Dataset rows:

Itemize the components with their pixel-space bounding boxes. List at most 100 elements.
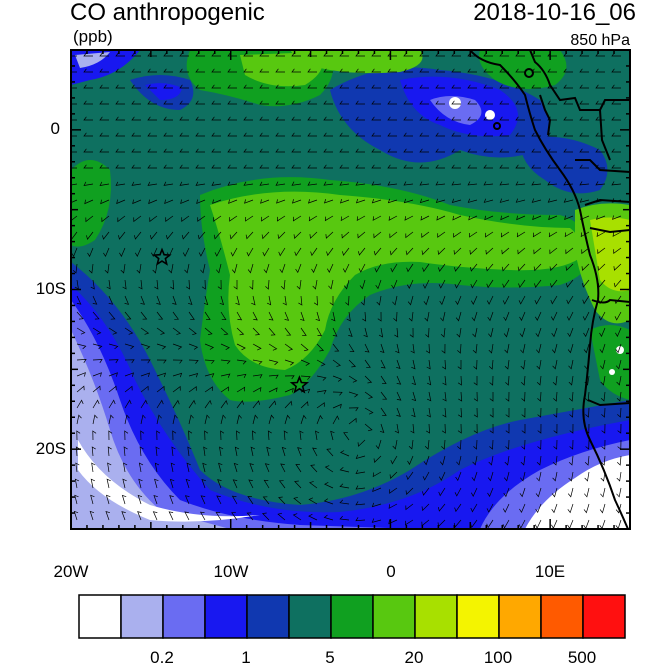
wind-barb: [611, 100, 621, 105]
wind-barb: [598, 295, 606, 305]
wind-barb: [421, 231, 430, 238]
wind-barb: [156, 385, 165, 393]
wind-barb: [291, 52, 301, 57]
wind-barb: [585, 439, 590, 450]
wind-barb: [310, 247, 318, 257]
wind-barb: [435, 84, 445, 89]
wind-barb: [532, 215, 542, 221]
wind-barb: [172, 372, 183, 378]
wind-barb: [259, 52, 269, 57]
wind-barb: [179, 148, 189, 153]
wind-barb: [373, 231, 382, 239]
wind-barb: [339, 198, 350, 204]
wind-barb: [284, 375, 295, 380]
wind-barb: [488, 327, 494, 338]
wind-barb: [531, 181, 542, 186]
wind-barb: [521, 391, 526, 402]
wind-barb: [275, 100, 285, 105]
wind-barb: [131, 132, 141, 137]
wind-barb: [76, 327, 86, 335]
wind-barb: [421, 247, 430, 256]
wind-barb: [536, 359, 542, 370]
wind-barb: [387, 181, 398, 186]
wind-barb: [137, 511, 142, 521]
wind-barb: [583, 503, 590, 514]
wind-barb: [440, 327, 446, 338]
wind-barb: [470, 295, 478, 305]
wind-barb: [106, 279, 111, 290]
wind-barb: [188, 399, 196, 409]
wind-barb: [406, 263, 414, 273]
wind-barb: [488, 455, 494, 466]
wind-barb: [611, 148, 621, 153]
wind-barb: [410, 423, 415, 434]
wind-barb: [376, 295, 382, 306]
wind-barb: [515, 132, 525, 137]
wind-barb: [326, 247, 334, 257]
wind-barb: [468, 215, 478, 221]
wind-barb: [342, 247, 350, 256]
wind-barb: [187, 295, 193, 306]
wind-barb: [188, 414, 194, 425]
wind-barb: [140, 295, 145, 305]
wind-barb: [421, 503, 430, 512]
wind-barb: [115, 68, 125, 73]
wind-barb: [537, 439, 542, 450]
wind-barb: [147, 100, 157, 105]
wind-barb: [284, 400, 293, 409]
wind-barb: [537, 391, 542, 402]
wind-barb: [140, 359, 151, 364]
wind-barb: [600, 375, 606, 386]
wind-barb: [483, 132, 493, 137]
wind-barb: [215, 511, 222, 521]
wind-barb: [199, 511, 206, 521]
wind-barb: [131, 68, 141, 73]
wind-barb: [425, 343, 430, 354]
wind-barb: [252, 414, 259, 425]
wind-barb: [204, 399, 212, 409]
wind-barb: [504, 359, 510, 370]
wind-barb: [483, 148, 493, 153]
wind-barb: [553, 423, 558, 434]
wind-barb: [195, 84, 205, 89]
wind-barb: [379, 343, 385, 354]
wind-barb: [156, 372, 167, 378]
wind-barb: [442, 391, 447, 402]
wind-barb: [103, 247, 110, 258]
wind-barb: [553, 391, 558, 402]
wind-barb: [325, 231, 334, 239]
wind-barb: [227, 181, 238, 186]
wind-barb: [518, 295, 526, 305]
wind-barb: [407, 455, 414, 466]
wind-barb: [308, 497, 318, 505]
wind-barb: [259, 68, 269, 73]
wind-barb: [147, 84, 157, 89]
wind-barb: [326, 263, 334, 273]
wind-barb: [355, 164, 365, 169]
wind-barb: [71, 199, 78, 204]
wind-barb: [108, 414, 114, 425]
wind-barb: [307, 132, 317, 137]
wind-barb: [195, 132, 205, 137]
wind-barb: [387, 132, 397, 137]
wind-barb: [236, 327, 245, 336]
wind-barb: [275, 84, 285, 89]
wind-barb: [405, 231, 414, 239]
wind-barb: [357, 231, 366, 239]
wind-barb: [520, 375, 526, 386]
wind-barb: [148, 199, 158, 205]
wind-barb: [595, 181, 606, 186]
wind-barb: [76, 372, 86, 377]
wind-barb: [563, 116, 573, 121]
site-markers: [152, 247, 310, 394]
wind-barb: [213, 215, 222, 222]
wind-barb: [236, 373, 247, 379]
wind-barb: [227, 100, 237, 105]
wind-barb: [156, 399, 164, 409]
wind-barb: [453, 247, 462, 255]
wind-barb: [147, 181, 158, 186]
wind-barb: [483, 68, 493, 73]
wind-barb: [551, 487, 558, 498]
wind-barb: [552, 359, 558, 370]
wind-barb: [156, 343, 167, 350]
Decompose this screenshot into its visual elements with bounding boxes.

Description of the task:
Gather every line in the rows above that contains the word "elements", and copy each one in full.

Correct response:
Itemize the components with their pixel-space bounding boxes. List at most 100 elements.
Decompose this screenshot into its visual elements with bounding boxes.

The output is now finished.